*Objective*. Restate the records below word for word, and omit the images they hold.

*Given data*.

# # #

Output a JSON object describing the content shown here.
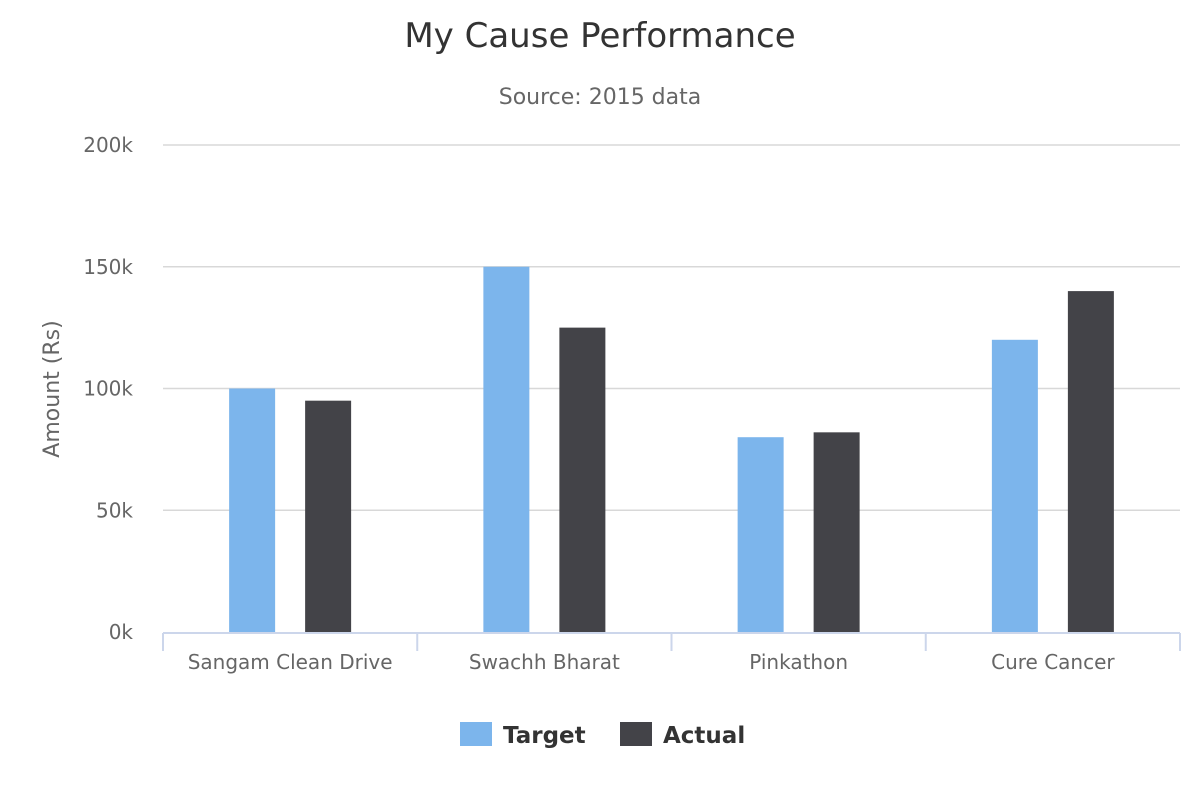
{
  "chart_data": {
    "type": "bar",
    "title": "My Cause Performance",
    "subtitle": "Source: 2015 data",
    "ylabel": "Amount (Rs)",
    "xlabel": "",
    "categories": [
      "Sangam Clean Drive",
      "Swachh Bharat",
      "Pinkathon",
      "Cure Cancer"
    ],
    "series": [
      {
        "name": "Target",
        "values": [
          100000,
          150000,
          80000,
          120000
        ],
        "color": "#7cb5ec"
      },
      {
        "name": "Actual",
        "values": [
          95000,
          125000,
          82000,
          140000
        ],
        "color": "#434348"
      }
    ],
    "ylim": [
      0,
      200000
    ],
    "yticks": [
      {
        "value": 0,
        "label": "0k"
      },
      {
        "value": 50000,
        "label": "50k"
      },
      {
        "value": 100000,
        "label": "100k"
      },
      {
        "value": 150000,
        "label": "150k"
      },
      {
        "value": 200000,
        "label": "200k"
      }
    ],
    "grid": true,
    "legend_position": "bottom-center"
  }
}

# # #

*Result*.
Output a JSON object describing the content shown here.
{
  "chart_data": {
    "type": "bar",
    "title": "My Cause Performance",
    "subtitle": "Source: 2015 data",
    "ylabel": "Amount (Rs)",
    "xlabel": "",
    "categories": [
      "Sangam Clean Drive",
      "Swachh Bharat",
      "Pinkathon",
      "Cure Cancer"
    ],
    "series": [
      {
        "name": "Target",
        "values": [
          100000,
          150000,
          80000,
          120000
        ],
        "color": "#7cb5ec"
      },
      {
        "name": "Actual",
        "values": [
          95000,
          125000,
          82000,
          140000
        ],
        "color": "#434348"
      }
    ],
    "ylim": [
      0,
      200000
    ],
    "yticks": [
      {
        "value": 0,
        "label": "0k"
      },
      {
        "value": 50000,
        "label": "50k"
      },
      {
        "value": 100000,
        "label": "100k"
      },
      {
        "value": 150000,
        "label": "150k"
      },
      {
        "value": 200000,
        "label": "200k"
      }
    ],
    "grid": true,
    "legend_position": "bottom-center"
  }
}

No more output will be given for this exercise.